Written exercise>
Return each line of the data below exactly, omitting any pictures.

[Data records]

* begin *

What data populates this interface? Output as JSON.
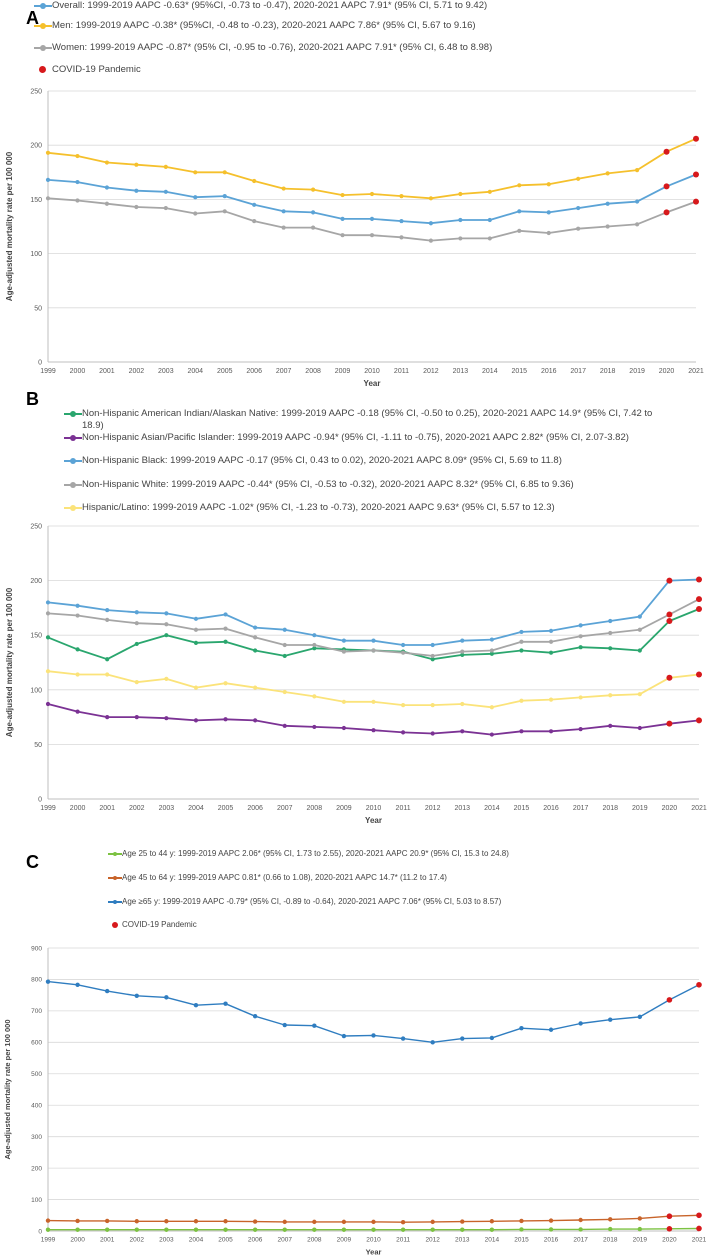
{
  "chart_data": [
    {
      "type": "line",
      "panel": "A",
      "xlabel": "Year",
      "ylabel": "Age-adjusted mortality rate per 100 000",
      "ylim": [
        0,
        250
      ],
      "yticks": [
        0,
        50,
        100,
        150,
        200,
        250
      ],
      "x": [
        "1999",
        "2000",
        "2001",
        "2002",
        "2003",
        "2004",
        "2005",
        "2006",
        "2007",
        "2008",
        "2009",
        "2010",
        "2011",
        "2012",
        "2013",
        "2014",
        "2015",
        "2016",
        "2017",
        "2018",
        "2019",
        "2020",
        "2021"
      ],
      "series": [
        {
          "name": "Overall: 1999-2019 AAPC -0.63* (95%CI, -0.73 to -0.47), 2020-2021 AAPC 7.91* (95% CI, 5.71 to 9.42)",
          "color": "#5ba3d6",
          "values": [
            168,
            166,
            161,
            158,
            157,
            152,
            153,
            145,
            139,
            138,
            132,
            132,
            130,
            128,
            131,
            131,
            139,
            138,
            142,
            146,
            148,
            162,
            173
          ]
        },
        {
          "name": "Men: 1999-2019 AAPC -0.38* (95%CI, -0.48 to -0.23), 2020-2021 AAPC 7.86* (95% CI, 5.67 to 9.16)",
          "color": "#f5c02c",
          "values": [
            193,
            190,
            184,
            182,
            180,
            175,
            175,
            167,
            160,
            159,
            154,
            155,
            153,
            151,
            155,
            157,
            163,
            164,
            169,
            174,
            177,
            194,
            206
          ]
        },
        {
          "name": "Women: 1999-2019 AAPC -0.87* (95% CI, -0.95 to -0.76), 2020-2021 AAPC 7.91* (95% CI, 6.48 to 8.98)",
          "color": "#a6a6a6",
          "values": [
            151,
            149,
            146,
            143,
            142,
            137,
            139,
            130,
            124,
            124,
            117,
            117,
            115,
            112,
            114,
            114,
            121,
            119,
            123,
            125,
            127,
            138,
            148
          ]
        }
      ],
      "covid_label": "COVID-19 Pandemic",
      "covid_years": [
        "2020",
        "2021"
      ]
    },
    {
      "type": "line",
      "panel": "B",
      "xlabel": "Year",
      "ylabel": "Age-adjusted mortality rate per 100 000",
      "ylim": [
        0,
        250
      ],
      "yticks": [
        0,
        50,
        100,
        150,
        200,
        250
      ],
      "x": [
        "1999",
        "2000",
        "2001",
        "2002",
        "2003",
        "2004",
        "2005",
        "2006",
        "2007",
        "2008",
        "2009",
        "2010",
        "2011",
        "2012",
        "2013",
        "2014",
        "2015",
        "2016",
        "2017",
        "2018",
        "2019",
        "2020",
        "2021"
      ],
      "series": [
        {
          "name": "Non-Hispanic American Indian/Alaskan Native: 1999-2019 AAPC -0.18 (95% CI, -0.50 to 0.25), 2020-2021 AAPC 14.9* (95% CI, 7.42 to",
          "name_cont": "18.9)",
          "color": "#2aa66e",
          "values": [
            148,
            137,
            128,
            142,
            150,
            143,
            144,
            136,
            131,
            138,
            137,
            136,
            135,
            128,
            132,
            133,
            136,
            134,
            139,
            138,
            136,
            163,
            174
          ]
        },
        {
          "name": "Non-Hispanic Asian/Pacific Islander: 1999-2019 AAPC -0.94* (95% CI, -1.11 to -0.75), 2020-2021 AAPC 2.82* (95% CI, 2.07-3.82)",
          "color": "#7b3294",
          "values": [
            87,
            80,
            75,
            75,
            74,
            72,
            73,
            72,
            67,
            66,
            65,
            63,
            61,
            60,
            62,
            59,
            62,
            62,
            64,
            67,
            65,
            69,
            72
          ]
        },
        {
          "name": "Non-Hispanic Black: 1999-2019 AAPC -0.17 (95% CI, 0.43 to 0.02), 2020-2021 AAPC 8.09* (95% CI, 5.69 to 11.8)",
          "color": "#5ba3d6",
          "values": [
            180,
            177,
            173,
            171,
            170,
            165,
            169,
            157,
            155,
            150,
            145,
            145,
            141,
            141,
            145,
            146,
            153,
            154,
            159,
            163,
            167,
            200,
            201
          ]
        },
        {
          "name": "Non-Hispanic White: 1999-2019 AAPC -0.44* (95% CI, -0.53 to -0.32), 2020-2021 AAPC 8.32* (95% CI, 6.85 to 9.36)",
          "color": "#a6a6a6",
          "values": [
            170,
            168,
            164,
            161,
            160,
            155,
            156,
            148,
            141,
            141,
            135,
            136,
            134,
            131,
            135,
            136,
            144,
            144,
            149,
            152,
            155,
            169,
            183
          ]
        },
        {
          "name": "Hispanic/Latino: 1999-2019 AAPC -1.02* (95% CI, -1.23 to -0.73), 2020-2021 AAPC 9.63* (95% CI, 5.57 to 12.3)",
          "color": "#fbe37a",
          "values": [
            117,
            114,
            114,
            107,
            110,
            102,
            106,
            102,
            98,
            94,
            89,
            89,
            86,
            86,
            87,
            84,
            90,
            91,
            93,
            95,
            96,
            111,
            114
          ]
        }
      ],
      "covid_years": [
        "2020",
        "2021"
      ]
    },
    {
      "type": "line",
      "panel": "C",
      "xlabel": "Year",
      "ylabel": "Age-adjusted mortality rate per 100 000",
      "ylim": [
        0,
        900
      ],
      "yticks": [
        0,
        100,
        200,
        300,
        400,
        500,
        600,
        700,
        800,
        900
      ],
      "x": [
        "1999",
        "2000",
        "2001",
        "2002",
        "2003",
        "2004",
        "2005",
        "2006",
        "2007",
        "2008",
        "2009",
        "2010",
        "2011",
        "2012",
        "2013",
        "2014",
        "2015",
        "2016",
        "2017",
        "2018",
        "2019",
        "2020",
        "2021"
      ],
      "series": [
        {
          "name": "Age 25 to 44 y: 1999-2019 AAPC 2.06* (95% CI, 1.73 to 2.55), 2020-2021 AAPC 20.9* (95% CI, 15.3 to 24.8)",
          "color": "#7cc242",
          "values": [
            4,
            4,
            4,
            4,
            4,
            4,
            4,
            4,
            4,
            4,
            4,
            4,
            4,
            4,
            4,
            4,
            5,
            5,
            5,
            6,
            6,
            7,
            8
          ]
        },
        {
          "name": "Age 45 to 64 y: 1999-2019 AAPC 0.81* (0.66 to 1.08), 2020-2021 AAPC 14.7* (11.2 to 17.4)",
          "color": "#c8642a",
          "values": [
            33,
            32,
            32,
            31,
            31,
            31,
            31,
            30,
            29,
            29,
            29,
            29,
            28,
            29,
            30,
            31,
            32,
            33,
            35,
            37,
            40,
            47,
            50
          ]
        },
        {
          "name": "Age ≥65 y: 1999-2019 AAPC -0.79* (95% CI, -0.89 to -0.64), 2020-2021 AAPC 7.06* (95% CI, 5.03 to 8.57)",
          "color": "#2f7dc0",
          "values": [
            793,
            783,
            763,
            748,
            743,
            718,
            723,
            683,
            655,
            653,
            620,
            622,
            612,
            600,
            612,
            614,
            645,
            640,
            660,
            672,
            681,
            735,
            783
          ]
        }
      ],
      "covid_label": "COVID-19 Pandemic",
      "covid_years": [
        "2020",
        "2021"
      ]
    }
  ],
  "panels": {
    "A": {
      "letter": "A"
    },
    "B": {
      "letter": "B"
    },
    "C": {
      "letter": "C"
    }
  },
  "colors": {
    "covid": "#d7191c",
    "axis": "#bfbfbf",
    "grid": "#d9d9d9",
    "tick": "#595959"
  }
}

* end *

Task answer>
What data populates this interface? Output as JSON.
{
  "chart_data": [
    {
      "type": "line",
      "panel": "A",
      "xlabel": "Year",
      "ylabel": "Age-adjusted mortality rate per 100 000",
      "ylim": [
        0,
        250
      ],
      "yticks": [
        0,
        50,
        100,
        150,
        200,
        250
      ],
      "x": [
        "1999",
        "2000",
        "2001",
        "2002",
        "2003",
        "2004",
        "2005",
        "2006",
        "2007",
        "2008",
        "2009",
        "2010",
        "2011",
        "2012",
        "2013",
        "2014",
        "2015",
        "2016",
        "2017",
        "2018",
        "2019",
        "2020",
        "2021"
      ],
      "series": [
        {
          "name": "Overall: 1999-2019 AAPC -0.63* (95%CI, -0.73 to -0.47), 2020-2021 AAPC 7.91* (95% CI, 5.71 to 9.42)",
          "color": "#5ba3d6",
          "values": [
            168,
            166,
            161,
            158,
            157,
            152,
            153,
            145,
            139,
            138,
            132,
            132,
            130,
            128,
            131,
            131,
            139,
            138,
            142,
            146,
            148,
            162,
            173
          ]
        },
        {
          "name": "Men: 1999-2019 AAPC -0.38* (95%CI, -0.48 to -0.23), 2020-2021 AAPC 7.86* (95% CI, 5.67 to 9.16)",
          "color": "#f5c02c",
          "values": [
            193,
            190,
            184,
            182,
            180,
            175,
            175,
            167,
            160,
            159,
            154,
            155,
            153,
            151,
            155,
            157,
            163,
            164,
            169,
            174,
            177,
            194,
            206
          ]
        },
        {
          "name": "Women: 1999-2019 AAPC -0.87* (95% CI, -0.95 to -0.76), 2020-2021 AAPC 7.91* (95% CI, 6.48 to 8.98)",
          "color": "#a6a6a6",
          "values": [
            151,
            149,
            146,
            143,
            142,
            137,
            139,
            130,
            124,
            124,
            117,
            117,
            115,
            112,
            114,
            114,
            121,
            119,
            123,
            125,
            127,
            138,
            148
          ]
        }
      ],
      "covid_label": "COVID-19 Pandemic",
      "covid_years": [
        "2020",
        "2021"
      ]
    },
    {
      "type": "line",
      "panel": "B",
      "xlabel": "Year",
      "ylabel": "Age-adjusted mortality rate per 100 000",
      "ylim": [
        0,
        250
      ],
      "yticks": [
        0,
        50,
        100,
        150,
        200,
        250
      ],
      "x": [
        "1999",
        "2000",
        "2001",
        "2002",
        "2003",
        "2004",
        "2005",
        "2006",
        "2007",
        "2008",
        "2009",
        "2010",
        "2011",
        "2012",
        "2013",
        "2014",
        "2015",
        "2016",
        "2017",
        "2018",
        "2019",
        "2020",
        "2021"
      ],
      "series": [
        {
          "name": "Non-Hispanic American Indian/Alaskan Native: 1999-2019 AAPC -0.18 (95% CI, -0.50 to 0.25), 2020-2021 AAPC 14.9* (95% CI, 7.42 to",
          "name_cont": "18.9)",
          "color": "#2aa66e",
          "values": [
            148,
            137,
            128,
            142,
            150,
            143,
            144,
            136,
            131,
            138,
            137,
            136,
            135,
            128,
            132,
            133,
            136,
            134,
            139,
            138,
            136,
            163,
            174
          ]
        },
        {
          "name": "Non-Hispanic Asian/Pacific Islander: 1999-2019 AAPC -0.94* (95% CI, -1.11 to -0.75), 2020-2021 AAPC 2.82* (95% CI, 2.07-3.82)",
          "color": "#7b3294",
          "values": [
            87,
            80,
            75,
            75,
            74,
            72,
            73,
            72,
            67,
            66,
            65,
            63,
            61,
            60,
            62,
            59,
            62,
            62,
            64,
            67,
            65,
            69,
            72
          ]
        },
        {
          "name": "Non-Hispanic Black: 1999-2019 AAPC -0.17 (95% CI, 0.43 to 0.02), 2020-2021 AAPC 8.09* (95% CI, 5.69 to 11.8)",
          "color": "#5ba3d6",
          "values": [
            180,
            177,
            173,
            171,
            170,
            165,
            169,
            157,
            155,
            150,
            145,
            145,
            141,
            141,
            145,
            146,
            153,
            154,
            159,
            163,
            167,
            200,
            201
          ]
        },
        {
          "name": "Non-Hispanic White: 1999-2019 AAPC -0.44* (95% CI, -0.53 to -0.32), 2020-2021 AAPC 8.32* (95% CI, 6.85 to 9.36)",
          "color": "#a6a6a6",
          "values": [
            170,
            168,
            164,
            161,
            160,
            155,
            156,
            148,
            141,
            141,
            135,
            136,
            134,
            131,
            135,
            136,
            144,
            144,
            149,
            152,
            155,
            169,
            183
          ]
        },
        {
          "name": "Hispanic/Latino: 1999-2019 AAPC -1.02* (95% CI, -1.23 to -0.73), 2020-2021 AAPC 9.63* (95% CI, 5.57 to 12.3)",
          "color": "#fbe37a",
          "values": [
            117,
            114,
            114,
            107,
            110,
            102,
            106,
            102,
            98,
            94,
            89,
            89,
            86,
            86,
            87,
            84,
            90,
            91,
            93,
            95,
            96,
            111,
            114
          ]
        }
      ],
      "covid_years": [
        "2020",
        "2021"
      ]
    },
    {
      "type": "line",
      "panel": "C",
      "xlabel": "Year",
      "ylabel": "Age-adjusted mortality rate per 100 000",
      "ylim": [
        0,
        900
      ],
      "yticks": [
        0,
        100,
        200,
        300,
        400,
        500,
        600,
        700,
        800,
        900
      ],
      "x": [
        "1999",
        "2000",
        "2001",
        "2002",
        "2003",
        "2004",
        "2005",
        "2006",
        "2007",
        "2008",
        "2009",
        "2010",
        "2011",
        "2012",
        "2013",
        "2014",
        "2015",
        "2016",
        "2017",
        "2018",
        "2019",
        "2020",
        "2021"
      ],
      "series": [
        {
          "name": "Age 25 to 44 y: 1999-2019 AAPC 2.06* (95% CI, 1.73 to 2.55), 2020-2021 AAPC 20.9* (95% CI, 15.3 to 24.8)",
          "color": "#7cc242",
          "values": [
            4,
            4,
            4,
            4,
            4,
            4,
            4,
            4,
            4,
            4,
            4,
            4,
            4,
            4,
            4,
            4,
            5,
            5,
            5,
            6,
            6,
            7,
            8
          ]
        },
        {
          "name": "Age 45 to 64 y: 1999-2019 AAPC 0.81* (0.66 to 1.08), 2020-2021 AAPC 14.7* (11.2 to 17.4)",
          "color": "#c8642a",
          "values": [
            33,
            32,
            32,
            31,
            31,
            31,
            31,
            30,
            29,
            29,
            29,
            29,
            28,
            29,
            30,
            31,
            32,
            33,
            35,
            37,
            40,
            47,
            50
          ]
        },
        {
          "name": "Age ≥65 y: 1999-2019 AAPC -0.79* (95% CI, -0.89 to -0.64), 2020-2021 AAPC 7.06* (95% CI, 5.03 to 8.57)",
          "color": "#2f7dc0",
          "values": [
            793,
            783,
            763,
            748,
            743,
            718,
            723,
            683,
            655,
            653,
            620,
            622,
            612,
            600,
            612,
            614,
            645,
            640,
            660,
            672,
            681,
            735,
            783
          ]
        }
      ],
      "covid_label": "COVID-19 Pandemic",
      "covid_years": [
        "2020",
        "2021"
      ]
    }
  ],
  "panels": {
    "A": {
      "letter": "A"
    },
    "B": {
      "letter": "B"
    },
    "C": {
      "letter": "C"
    }
  },
  "colors": {
    "covid": "#d7191c",
    "axis": "#bfbfbf",
    "grid": "#d9d9d9",
    "tick": "#595959"
  }
}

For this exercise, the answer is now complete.